- Record list -
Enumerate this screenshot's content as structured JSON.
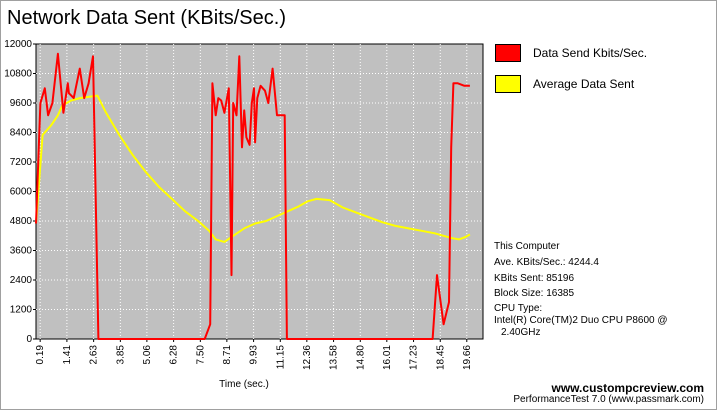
{
  "chart_data": {
    "type": "line",
    "title": "Network Data Sent (KBits/Sec.)",
    "xlabel": "Time (sec.)",
    "ylabel": "",
    "ylim": [
      0,
      12000
    ],
    "xlim": [
      0,
      20.4
    ],
    "yticks": [
      0,
      1200,
      2400,
      3600,
      4800,
      6000,
      7200,
      8400,
      9600,
      10800,
      12000
    ],
    "xticks": [
      0.19,
      1.41,
      2.63,
      3.85,
      5.06,
      6.28,
      7.5,
      8.71,
      9.93,
      11.15,
      12.36,
      13.58,
      14.8,
      16.01,
      17.23,
      18.45,
      19.66
    ],
    "xtick_labels": [
      "0.19",
      "1.41",
      "2.63",
      "3.85",
      "5.06",
      "6.28",
      "7.50",
      "8.71",
      "9.93",
      "11.15",
      "12.36",
      "13.58",
      "14.80",
      "16.01",
      "17.23",
      "18.45",
      "19.66"
    ],
    "ytick_labels": [
      "0",
      "1200",
      "2400",
      "3600",
      "4800",
      "6000",
      "7200",
      "8400",
      "9600",
      "10800",
      "12000"
    ],
    "grid": true,
    "legend_position": "right",
    "series": [
      {
        "name": "Data Send Kbits/Sec.",
        "color": "#ff0000",
        "x": [
          0.0,
          0.2,
          0.4,
          0.55,
          0.75,
          1.0,
          1.25,
          1.45,
          1.5,
          1.72,
          2.0,
          2.2,
          2.4,
          2.6,
          2.85,
          2.95,
          3.05,
          3.8,
          5.0,
          6.2,
          7.4,
          7.7,
          7.95,
          8.05,
          8.2,
          8.32,
          8.45,
          8.6,
          8.8,
          8.92,
          9.0,
          9.15,
          9.28,
          9.4,
          9.5,
          9.6,
          9.75,
          9.85,
          9.95,
          10.0,
          10.1,
          10.25,
          10.35,
          10.45,
          10.6,
          10.8,
          11.0,
          11.15,
          11.35,
          11.45,
          11.52,
          11.6,
          11.75,
          11.95,
          12.2,
          12.5,
          12.7,
          13.5,
          14.7,
          15.9,
          17.1,
          17.9,
          18.1,
          18.3,
          18.6,
          18.85,
          18.95,
          19.05,
          19.25,
          19.55,
          19.8
        ],
        "y": [
          4700,
          9600,
          10200,
          9100,
          9600,
          11600,
          9200,
          10400,
          10000,
          9800,
          11000,
          9800,
          10400,
          11500,
          0,
          0,
          0,
          0,
          0,
          0,
          0,
          0,
          600,
          10400,
          9100,
          9800,
          9700,
          9200,
          10200,
          2600,
          9600,
          9100,
          11500,
          7800,
          9300,
          8200,
          7900,
          9600,
          10200,
          8000,
          9800,
          10300,
          10200,
          10100,
          9600,
          11000,
          9100,
          9100,
          9100,
          0,
          0,
          0,
          0,
          0,
          0,
          0,
          0,
          0,
          0,
          0,
          0,
          0,
          0,
          2600,
          600,
          1500,
          7800,
          10400,
          10400,
          10300,
          10300
        ]
      },
      {
        "name": "Average Data Sent",
        "color": "#ffff00",
        "x": [
          0.0,
          0.3,
          0.7,
          1.0,
          1.2,
          1.6,
          2.0,
          2.4,
          2.8,
          3.2,
          3.8,
          4.4,
          5.0,
          5.6,
          6.2,
          6.8,
          7.4,
          7.9,
          8.2,
          8.6,
          9.0,
          9.5,
          10.0,
          10.5,
          11.0,
          11.5,
          12.0,
          12.4,
          12.8,
          13.4,
          14.0,
          14.6,
          15.2,
          15.8,
          16.4,
          17.0,
          17.6,
          18.2,
          18.6,
          19.0,
          19.3,
          19.6,
          19.8
        ],
        "y": [
          4700,
          8300,
          8700,
          9100,
          9500,
          9700,
          9800,
          9850,
          9900,
          9200,
          8300,
          7500,
          6800,
          6200,
          5700,
          5200,
          4800,
          4400,
          4050,
          3950,
          4200,
          4500,
          4700,
          4800,
          5000,
          5200,
          5400,
          5600,
          5700,
          5650,
          5350,
          5150,
          4950,
          4750,
          4600,
          4500,
          4400,
          4300,
          4200,
          4100,
          4050,
          4150,
          4250
        ]
      }
    ]
  },
  "legend": {
    "items": [
      {
        "label": "Data Send Kbits/Sec.",
        "color": "#ff0000"
      },
      {
        "label": "Average Data Sent",
        "color": "#ffff00"
      }
    ]
  },
  "info": {
    "computer": "This Computer",
    "ave": "Ave. KBits/Sec.: 4244.4",
    "bits_sent": "KBits Sent: 85196",
    "block_size": "Block Size: 16385",
    "cpu_type": "CPU Type:",
    "cpu_line1": "Intel(R) Core(TM)2 Duo CPU P8600 @",
    "cpu_line2": "2.40GHz"
  },
  "footer": {
    "url": "www.custompcreview.com",
    "version": "PerformanceTest 7.0 (www.passmark.com)"
  }
}
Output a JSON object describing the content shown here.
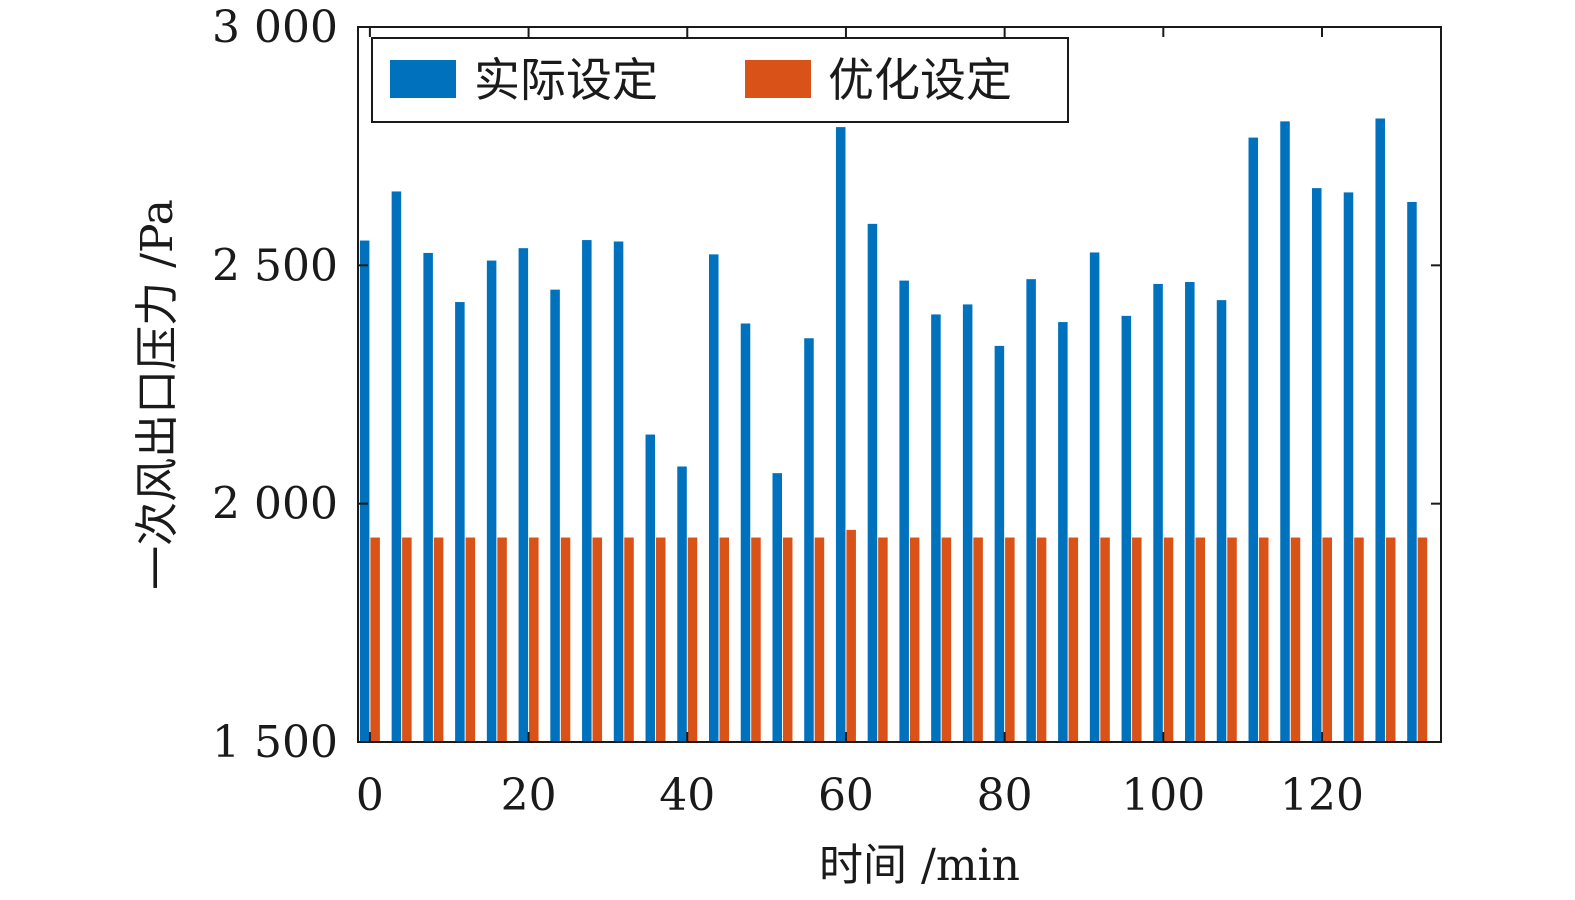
{
  "chart_data": {
    "type": "bar",
    "xlabel": "时间 /min",
    "ylabel": "一次风出口压力 /Pa",
    "xlim": [
      -1.5,
      135
    ],
    "ylim": [
      1500,
      3000
    ],
    "xticks": [
      0,
      20,
      40,
      60,
      80,
      100,
      120
    ],
    "xtick_labels": [
      "0",
      "20",
      "40",
      "60",
      "80",
      "100",
      "120"
    ],
    "yticks": [
      1500,
      2000,
      2500,
      3000
    ],
    "ytick_labels": [
      "1 500",
      "2 000",
      "2 500",
      "3 000"
    ],
    "legend_position": "top-left",
    "grid": false,
    "x": [
      0,
      4,
      8,
      12,
      16,
      20,
      24,
      28,
      32,
      36,
      40,
      44,
      48,
      52,
      56,
      60,
      64,
      68,
      72,
      76,
      80,
      84,
      88,
      92,
      96,
      100,
      104,
      108,
      112,
      116,
      120,
      124,
      128,
      132
    ],
    "series": [
      {
        "name": "实际设定",
        "color": "#0072BD",
        "values": [
          2552,
          2655,
          2526,
          2423,
          2510,
          2536,
          2449,
          2553,
          2550,
          2145,
          2078,
          2523,
          2378,
          2064,
          2347,
          2790,
          2587,
          2468,
          2397,
          2418,
          2331,
          2471,
          2381,
          2527,
          2394,
          2461,
          2465,
          2427,
          2768,
          2802,
          2662,
          2653,
          2808,
          2633
        ]
      },
      {
        "name": "优化设定",
        "color": "#D95319",
        "values": [
          1929,
          1929,
          1929,
          1929,
          1929,
          1929,
          1929,
          1929,
          1929,
          1929,
          1929,
          1929,
          1929,
          1929,
          1929,
          1945,
          1929,
          1929,
          1929,
          1929,
          1929,
          1929,
          1929,
          1929,
          1929,
          1929,
          1929,
          1929,
          1929,
          1929,
          1929,
          1929,
          1929,
          1929
        ]
      }
    ]
  }
}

- Exercise directions -
Output every entry word for word, but omit the pictures.

- Output below -
Enumerate this screenshot's content as structured JSON.
{
  "chart_data": {
    "type": "line",
    "title": "Network Data Sent (KBits/Sec.)",
    "xlabel": "Time (sec.)",
    "ylabel": "",
    "ylim": [
      0,
      12000
    ],
    "xlim": [
      0,
      20.4
    ],
    "yticks": [
      0,
      1200,
      2400,
      3600,
      4800,
      6000,
      7200,
      8400,
      9600,
      10800,
      12000
    ],
    "xticks": [
      0.19,
      1.41,
      2.63,
      3.85,
      5.06,
      6.28,
      7.5,
      8.71,
      9.93,
      11.15,
      12.36,
      13.58,
      14.8,
      16.01,
      17.23,
      18.45,
      19.66
    ],
    "xtick_labels": [
      "0.19",
      "1.41",
      "2.63",
      "3.85",
      "5.06",
      "6.28",
      "7.50",
      "8.71",
      "9.93",
      "11.15",
      "12.36",
      "13.58",
      "14.80",
      "16.01",
      "17.23",
      "18.45",
      "19.66"
    ],
    "ytick_labels": [
      "0",
      "1200",
      "2400",
      "3600",
      "4800",
      "6000",
      "7200",
      "8400",
      "9600",
      "10800",
      "12000"
    ],
    "grid": true,
    "legend_position": "right",
    "series": [
      {
        "name": "Data Send Kbits/Sec.",
        "color": "#ff0000",
        "x": [
          0.0,
          0.2,
          0.4,
          0.55,
          0.75,
          1.0,
          1.25,
          1.45,
          1.5,
          1.72,
          2.0,
          2.2,
          2.4,
          2.6,
          2.85,
          2.95,
          3.05,
          3.8,
          5.0,
          6.2,
          7.4,
          7.7,
          7.95,
          8.05,
          8.2,
          8.32,
          8.45,
          8.6,
          8.8,
          8.92,
          9.0,
          9.15,
          9.28,
          9.4,
          9.5,
          9.6,
          9.75,
          9.85,
          9.95,
          10.0,
          10.1,
          10.25,
          10.35,
          10.45,
          10.6,
          10.8,
          11.0,
          11.15,
          11.35,
          11.45,
          11.52,
          11.6,
          11.75,
          11.95,
          12.2,
          12.5,
          12.7,
          13.5,
          14.7,
          15.9,
          17.1,
          17.9,
          18.1,
          18.3,
          18.6,
          18.85,
          18.95,
          19.05,
          19.25,
          19.55,
          19.8
        ],
        "y": [
          4700,
          9600,
          10200,
          9100,
          9600,
          11600,
          9200,
          10400,
          10000,
          9800,
          11000,
          9800,
          10400,
          11500,
          0,
          0,
          0,
          0,
          0,
          0,
          0,
          0,
          600,
          10400,
          9100,
          9800,
          9700,
          9200,
          10200,
          2600,
          9600,
          9100,
          11500,
          7800,
          9300,
          8200,
          7900,
          9600,
          10200,
          8000,
          9800,
          10300,
          10200,
          10100,
          9600,
          11000,
          9100,
          9100,
          9100,
          0,
          0,
          0,
          0,
          0,
          0,
          0,
          0,
          0,
          0,
          0,
          0,
          0,
          0,
          2600,
          600,
          1500,
          7800,
          10400,
          10400,
          10300,
          10300
        ]
      },
      {
        "name": "Average Data Sent",
        "color": "#ffff00",
        "x": [
          0.0,
          0.3,
          0.7,
          1.0,
          1.2,
          1.6,
          2.0,
          2.4,
          2.8,
          3.2,
          3.8,
          4.4,
          5.0,
          5.6,
          6.2,
          6.8,
          7.4,
          7.9,
          8.2,
          8.6,
          9.0,
          9.5,
          10.0,
          10.5,
          11.0,
          11.5,
          12.0,
          12.4,
          12.8,
          13.4,
          14.0,
          14.6,
          15.2,
          15.8,
          16.4,
          17.0,
          17.6,
          18.2,
          18.6,
          19.0,
          19.3,
          19.6,
          19.8
        ],
        "y": [
          4700,
          8300,
          8700,
          9100,
          9500,
          9700,
          9800,
          9850,
          9900,
          9200,
          8300,
          7500,
          6800,
          6200,
          5700,
          5200,
          4800,
          4400,
          4050,
          3950,
          4200,
          4500,
          4700,
          4800,
          5000,
          5200,
          5400,
          5600,
          5700,
          5650,
          5350,
          5150,
          4950,
          4750,
          4600,
          4500,
          4400,
          4300,
          4200,
          4100,
          4050,
          4150,
          4250
        ]
      }
    ]
  },
  "legend": {
    "items": [
      {
        "label": "Data Send Kbits/Sec.",
        "color": "#ff0000"
      },
      {
        "label": "Average Data Sent",
        "color": "#ffff00"
      }
    ]
  },
  "info": {
    "computer": "This Computer",
    "ave": "Ave. KBits/Sec.: 4244.4",
    "bits_sent": "KBits Sent: 85196",
    "block_size": "Block Size: 16385",
    "cpu_type": "CPU Type:",
    "cpu_line1": "Intel(R) Core(TM)2 Duo CPU P8600 @",
    "cpu_line2": "2.40GHz"
  },
  "footer": {
    "url": "www.custompcreview.com",
    "version": "PerformanceTest 7.0 (www.passmark.com)"
  }
}
Output a JSON object describing the content shown here.
{
  "chart_data": {
    "type": "bar",
    "xlabel": "时间 /min",
    "ylabel": "一次风出口压力 /Pa",
    "xlim": [
      -1.5,
      135
    ],
    "ylim": [
      1500,
      3000
    ],
    "xticks": [
      0,
      20,
      40,
      60,
      80,
      100,
      120
    ],
    "xtick_labels": [
      "0",
      "20",
      "40",
      "60",
      "80",
      "100",
      "120"
    ],
    "yticks": [
      1500,
      2000,
      2500,
      3000
    ],
    "ytick_labels": [
      "1 500",
      "2 000",
      "2 500",
      "3 000"
    ],
    "legend_position": "top-left",
    "grid": false,
    "x": [
      0,
      4,
      8,
      12,
      16,
      20,
      24,
      28,
      32,
      36,
      40,
      44,
      48,
      52,
      56,
      60,
      64,
      68,
      72,
      76,
      80,
      84,
      88,
      92,
      96,
      100,
      104,
      108,
      112,
      116,
      120,
      124,
      128,
      132
    ],
    "series": [
      {
        "name": "实际设定",
        "color": "#0072BD",
        "values": [
          2552,
          2655,
          2526,
          2423,
          2510,
          2536,
          2449,
          2553,
          2550,
          2145,
          2078,
          2523,
          2378,
          2064,
          2347,
          2790,
          2587,
          2468,
          2397,
          2418,
          2331,
          2471,
          2381,
          2527,
          2394,
          2461,
          2465,
          2427,
          2768,
          2802,
          2662,
          2653,
          2808,
          2633
        ]
      },
      {
        "name": "优化设定",
        "color": "#D95319",
        "values": [
          1929,
          1929,
          1929,
          1929,
          1929,
          1929,
          1929,
          1929,
          1929,
          1929,
          1929,
          1929,
          1929,
          1929,
          1929,
          1945,
          1929,
          1929,
          1929,
          1929,
          1929,
          1929,
          1929,
          1929,
          1929,
          1929,
          1929,
          1929,
          1929,
          1929,
          1929,
          1929,
          1929,
          1929
        ]
      }
    ]
  }
}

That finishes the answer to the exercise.